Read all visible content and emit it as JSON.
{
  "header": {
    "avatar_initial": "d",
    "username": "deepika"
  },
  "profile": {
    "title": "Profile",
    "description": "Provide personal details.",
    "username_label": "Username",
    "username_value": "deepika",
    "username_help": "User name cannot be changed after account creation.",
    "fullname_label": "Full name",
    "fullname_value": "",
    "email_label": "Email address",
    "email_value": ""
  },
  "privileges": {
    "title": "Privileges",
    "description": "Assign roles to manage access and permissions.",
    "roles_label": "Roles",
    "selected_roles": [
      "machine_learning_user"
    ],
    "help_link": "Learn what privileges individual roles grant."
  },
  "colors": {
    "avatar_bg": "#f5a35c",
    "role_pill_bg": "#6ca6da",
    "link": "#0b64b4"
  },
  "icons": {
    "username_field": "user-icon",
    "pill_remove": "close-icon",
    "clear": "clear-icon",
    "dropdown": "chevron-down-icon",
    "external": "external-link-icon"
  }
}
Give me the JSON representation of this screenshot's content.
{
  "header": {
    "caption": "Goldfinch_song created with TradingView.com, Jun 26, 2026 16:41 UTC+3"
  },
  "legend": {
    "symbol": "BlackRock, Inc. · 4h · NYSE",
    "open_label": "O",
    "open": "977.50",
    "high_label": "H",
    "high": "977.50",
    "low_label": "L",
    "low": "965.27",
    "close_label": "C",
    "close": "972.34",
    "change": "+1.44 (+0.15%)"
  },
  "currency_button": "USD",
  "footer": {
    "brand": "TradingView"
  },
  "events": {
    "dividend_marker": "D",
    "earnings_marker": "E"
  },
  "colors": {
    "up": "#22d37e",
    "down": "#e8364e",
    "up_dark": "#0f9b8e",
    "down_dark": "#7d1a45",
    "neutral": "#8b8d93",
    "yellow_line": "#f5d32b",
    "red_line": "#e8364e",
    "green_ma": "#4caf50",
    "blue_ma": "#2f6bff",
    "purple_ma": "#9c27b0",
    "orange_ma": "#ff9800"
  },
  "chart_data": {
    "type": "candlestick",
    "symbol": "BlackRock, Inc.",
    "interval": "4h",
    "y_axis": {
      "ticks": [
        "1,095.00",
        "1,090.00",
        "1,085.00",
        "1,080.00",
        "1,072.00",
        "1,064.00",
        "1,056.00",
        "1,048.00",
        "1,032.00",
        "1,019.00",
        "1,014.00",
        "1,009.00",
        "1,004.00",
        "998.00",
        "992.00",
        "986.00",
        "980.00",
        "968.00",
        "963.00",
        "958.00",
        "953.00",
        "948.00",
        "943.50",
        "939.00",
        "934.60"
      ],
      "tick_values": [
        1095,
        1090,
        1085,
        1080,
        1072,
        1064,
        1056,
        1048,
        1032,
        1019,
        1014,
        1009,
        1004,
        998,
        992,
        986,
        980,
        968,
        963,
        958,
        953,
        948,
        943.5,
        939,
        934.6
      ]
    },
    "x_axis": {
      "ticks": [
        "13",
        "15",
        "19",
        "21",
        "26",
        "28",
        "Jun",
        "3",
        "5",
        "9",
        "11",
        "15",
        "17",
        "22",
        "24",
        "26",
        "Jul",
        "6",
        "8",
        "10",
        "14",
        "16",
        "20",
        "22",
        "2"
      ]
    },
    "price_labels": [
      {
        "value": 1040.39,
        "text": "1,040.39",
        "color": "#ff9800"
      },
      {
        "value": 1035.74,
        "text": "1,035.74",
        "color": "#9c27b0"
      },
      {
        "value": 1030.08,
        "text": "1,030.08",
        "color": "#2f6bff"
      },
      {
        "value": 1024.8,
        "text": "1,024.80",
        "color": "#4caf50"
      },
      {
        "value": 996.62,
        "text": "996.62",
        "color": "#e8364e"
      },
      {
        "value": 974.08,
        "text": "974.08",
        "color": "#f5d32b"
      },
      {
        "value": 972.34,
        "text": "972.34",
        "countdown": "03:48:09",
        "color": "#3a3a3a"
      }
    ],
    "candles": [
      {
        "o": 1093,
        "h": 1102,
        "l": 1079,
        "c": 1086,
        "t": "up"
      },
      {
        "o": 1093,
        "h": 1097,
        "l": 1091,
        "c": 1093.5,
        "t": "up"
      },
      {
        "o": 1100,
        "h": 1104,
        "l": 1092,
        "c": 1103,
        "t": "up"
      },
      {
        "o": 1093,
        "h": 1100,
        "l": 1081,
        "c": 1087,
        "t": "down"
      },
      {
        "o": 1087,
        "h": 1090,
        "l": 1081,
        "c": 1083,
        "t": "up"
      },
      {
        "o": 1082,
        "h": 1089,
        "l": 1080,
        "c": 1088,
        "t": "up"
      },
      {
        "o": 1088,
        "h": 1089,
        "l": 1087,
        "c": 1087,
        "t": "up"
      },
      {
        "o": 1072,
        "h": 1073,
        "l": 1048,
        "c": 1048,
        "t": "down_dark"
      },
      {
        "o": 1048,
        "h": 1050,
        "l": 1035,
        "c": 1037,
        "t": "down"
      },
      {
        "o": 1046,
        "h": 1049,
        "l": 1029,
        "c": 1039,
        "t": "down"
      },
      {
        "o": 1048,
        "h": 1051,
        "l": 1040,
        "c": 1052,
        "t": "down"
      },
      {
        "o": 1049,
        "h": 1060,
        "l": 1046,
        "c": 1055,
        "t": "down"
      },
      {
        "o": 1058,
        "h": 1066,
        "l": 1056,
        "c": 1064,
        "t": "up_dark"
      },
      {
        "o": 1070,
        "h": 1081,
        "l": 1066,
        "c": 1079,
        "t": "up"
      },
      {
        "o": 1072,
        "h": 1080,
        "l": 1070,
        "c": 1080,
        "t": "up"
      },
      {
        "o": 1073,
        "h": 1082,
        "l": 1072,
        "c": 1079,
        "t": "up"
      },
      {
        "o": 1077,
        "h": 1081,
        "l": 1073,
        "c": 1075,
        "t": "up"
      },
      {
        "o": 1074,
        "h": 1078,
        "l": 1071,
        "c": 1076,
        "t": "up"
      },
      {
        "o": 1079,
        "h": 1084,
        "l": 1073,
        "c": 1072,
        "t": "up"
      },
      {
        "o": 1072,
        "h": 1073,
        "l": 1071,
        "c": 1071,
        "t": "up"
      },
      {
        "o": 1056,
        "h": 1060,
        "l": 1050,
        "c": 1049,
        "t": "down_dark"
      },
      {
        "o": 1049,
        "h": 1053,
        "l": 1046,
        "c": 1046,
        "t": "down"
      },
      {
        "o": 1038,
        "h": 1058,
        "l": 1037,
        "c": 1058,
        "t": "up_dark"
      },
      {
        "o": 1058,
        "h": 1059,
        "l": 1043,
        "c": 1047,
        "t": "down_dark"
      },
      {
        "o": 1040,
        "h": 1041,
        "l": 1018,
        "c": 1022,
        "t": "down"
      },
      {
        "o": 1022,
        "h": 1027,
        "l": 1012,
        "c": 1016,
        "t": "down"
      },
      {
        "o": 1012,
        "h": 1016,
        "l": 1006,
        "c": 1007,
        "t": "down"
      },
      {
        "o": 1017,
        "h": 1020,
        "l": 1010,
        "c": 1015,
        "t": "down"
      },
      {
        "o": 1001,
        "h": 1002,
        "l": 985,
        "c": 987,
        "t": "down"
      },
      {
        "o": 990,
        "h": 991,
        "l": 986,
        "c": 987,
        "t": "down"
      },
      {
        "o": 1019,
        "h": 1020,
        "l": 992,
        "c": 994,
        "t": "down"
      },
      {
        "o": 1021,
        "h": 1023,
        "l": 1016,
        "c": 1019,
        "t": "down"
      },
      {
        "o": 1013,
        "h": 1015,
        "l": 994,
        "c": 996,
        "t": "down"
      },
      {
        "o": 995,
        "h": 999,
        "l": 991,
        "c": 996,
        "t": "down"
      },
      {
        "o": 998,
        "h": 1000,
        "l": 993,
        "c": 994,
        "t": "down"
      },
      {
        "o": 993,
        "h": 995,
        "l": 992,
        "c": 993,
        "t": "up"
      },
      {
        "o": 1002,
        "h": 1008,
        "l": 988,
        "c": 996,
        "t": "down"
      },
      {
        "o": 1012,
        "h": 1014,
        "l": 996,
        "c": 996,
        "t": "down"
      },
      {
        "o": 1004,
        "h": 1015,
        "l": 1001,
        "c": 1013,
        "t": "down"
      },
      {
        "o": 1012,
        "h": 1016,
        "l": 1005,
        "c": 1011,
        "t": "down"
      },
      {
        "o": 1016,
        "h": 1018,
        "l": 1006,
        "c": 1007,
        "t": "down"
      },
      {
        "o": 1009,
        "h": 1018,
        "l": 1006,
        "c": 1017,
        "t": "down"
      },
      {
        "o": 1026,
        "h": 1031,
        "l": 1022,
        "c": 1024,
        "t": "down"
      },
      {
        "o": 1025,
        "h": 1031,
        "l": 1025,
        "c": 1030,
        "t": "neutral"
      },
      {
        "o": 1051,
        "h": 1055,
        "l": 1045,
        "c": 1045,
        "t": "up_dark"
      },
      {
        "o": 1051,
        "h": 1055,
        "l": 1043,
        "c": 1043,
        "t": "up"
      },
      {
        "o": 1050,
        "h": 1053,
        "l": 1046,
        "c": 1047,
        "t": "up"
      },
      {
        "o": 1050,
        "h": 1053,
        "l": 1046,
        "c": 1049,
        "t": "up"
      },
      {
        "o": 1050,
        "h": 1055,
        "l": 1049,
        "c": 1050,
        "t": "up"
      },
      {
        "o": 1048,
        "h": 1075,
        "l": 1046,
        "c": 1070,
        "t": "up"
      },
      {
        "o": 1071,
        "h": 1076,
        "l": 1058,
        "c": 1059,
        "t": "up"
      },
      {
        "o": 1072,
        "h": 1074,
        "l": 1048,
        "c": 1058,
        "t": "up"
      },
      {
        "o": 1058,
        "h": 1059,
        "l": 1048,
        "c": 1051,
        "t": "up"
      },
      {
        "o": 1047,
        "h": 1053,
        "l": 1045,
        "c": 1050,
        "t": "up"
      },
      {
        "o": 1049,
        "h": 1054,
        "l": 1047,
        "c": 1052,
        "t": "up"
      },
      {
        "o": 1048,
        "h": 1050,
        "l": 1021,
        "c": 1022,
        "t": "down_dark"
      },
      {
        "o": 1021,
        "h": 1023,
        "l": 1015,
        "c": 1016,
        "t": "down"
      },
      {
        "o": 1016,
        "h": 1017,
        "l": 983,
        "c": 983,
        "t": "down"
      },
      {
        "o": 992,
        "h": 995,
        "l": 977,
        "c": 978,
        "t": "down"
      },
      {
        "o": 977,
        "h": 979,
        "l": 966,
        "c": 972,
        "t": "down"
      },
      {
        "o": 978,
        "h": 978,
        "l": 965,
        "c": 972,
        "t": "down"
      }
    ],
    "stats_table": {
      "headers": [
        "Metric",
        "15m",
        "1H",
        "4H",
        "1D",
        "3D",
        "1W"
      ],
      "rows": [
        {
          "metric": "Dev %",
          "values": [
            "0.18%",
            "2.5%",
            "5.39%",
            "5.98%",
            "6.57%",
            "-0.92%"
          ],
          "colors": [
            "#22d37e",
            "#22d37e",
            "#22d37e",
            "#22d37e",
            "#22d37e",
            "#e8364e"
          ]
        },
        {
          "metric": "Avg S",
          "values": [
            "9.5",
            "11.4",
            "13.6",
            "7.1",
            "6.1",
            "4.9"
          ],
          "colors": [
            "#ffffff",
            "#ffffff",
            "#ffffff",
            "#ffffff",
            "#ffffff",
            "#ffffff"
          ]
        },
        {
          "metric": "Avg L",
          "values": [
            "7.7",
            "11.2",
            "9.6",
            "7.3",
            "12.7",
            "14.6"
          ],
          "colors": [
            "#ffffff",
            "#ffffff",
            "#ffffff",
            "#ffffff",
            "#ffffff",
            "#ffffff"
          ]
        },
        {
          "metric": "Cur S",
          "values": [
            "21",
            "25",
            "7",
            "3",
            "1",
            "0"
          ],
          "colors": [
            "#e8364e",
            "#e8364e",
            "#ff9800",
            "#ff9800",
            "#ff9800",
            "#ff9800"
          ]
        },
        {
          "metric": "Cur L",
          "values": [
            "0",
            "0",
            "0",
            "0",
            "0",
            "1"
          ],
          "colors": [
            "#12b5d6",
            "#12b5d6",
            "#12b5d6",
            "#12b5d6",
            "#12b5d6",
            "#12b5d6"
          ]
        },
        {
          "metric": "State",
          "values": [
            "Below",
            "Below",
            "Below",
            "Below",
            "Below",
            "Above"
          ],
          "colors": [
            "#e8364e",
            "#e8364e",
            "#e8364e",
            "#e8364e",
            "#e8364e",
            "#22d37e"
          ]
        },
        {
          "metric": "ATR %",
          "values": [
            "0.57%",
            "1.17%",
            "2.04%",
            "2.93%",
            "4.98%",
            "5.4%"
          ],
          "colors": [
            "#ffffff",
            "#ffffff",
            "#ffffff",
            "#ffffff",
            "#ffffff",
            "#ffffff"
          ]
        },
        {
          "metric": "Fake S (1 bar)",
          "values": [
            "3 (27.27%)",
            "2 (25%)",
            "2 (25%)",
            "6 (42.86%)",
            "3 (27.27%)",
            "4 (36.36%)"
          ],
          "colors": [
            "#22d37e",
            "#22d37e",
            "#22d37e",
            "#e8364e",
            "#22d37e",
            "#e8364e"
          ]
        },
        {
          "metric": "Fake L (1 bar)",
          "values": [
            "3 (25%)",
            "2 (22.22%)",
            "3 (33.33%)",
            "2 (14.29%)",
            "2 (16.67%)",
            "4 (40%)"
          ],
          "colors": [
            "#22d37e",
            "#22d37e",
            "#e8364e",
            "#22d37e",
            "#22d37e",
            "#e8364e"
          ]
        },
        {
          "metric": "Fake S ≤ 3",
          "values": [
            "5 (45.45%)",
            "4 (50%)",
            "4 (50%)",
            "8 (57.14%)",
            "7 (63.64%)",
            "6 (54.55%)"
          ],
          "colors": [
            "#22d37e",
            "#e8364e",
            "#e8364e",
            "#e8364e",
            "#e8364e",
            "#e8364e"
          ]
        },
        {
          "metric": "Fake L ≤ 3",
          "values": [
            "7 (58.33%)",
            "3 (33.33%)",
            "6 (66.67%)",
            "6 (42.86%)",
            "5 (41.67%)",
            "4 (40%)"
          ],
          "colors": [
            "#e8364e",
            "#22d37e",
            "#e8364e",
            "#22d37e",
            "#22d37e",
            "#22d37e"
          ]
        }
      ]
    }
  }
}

=== THE TASK ===
Select all lines in the listing that include the word "symbol".

=== EXERCISE RESPONSE ===
    "symbol": "BlackRock, Inc. · 4h · NYSE",
    "symbol": "BlackRock, Inc.",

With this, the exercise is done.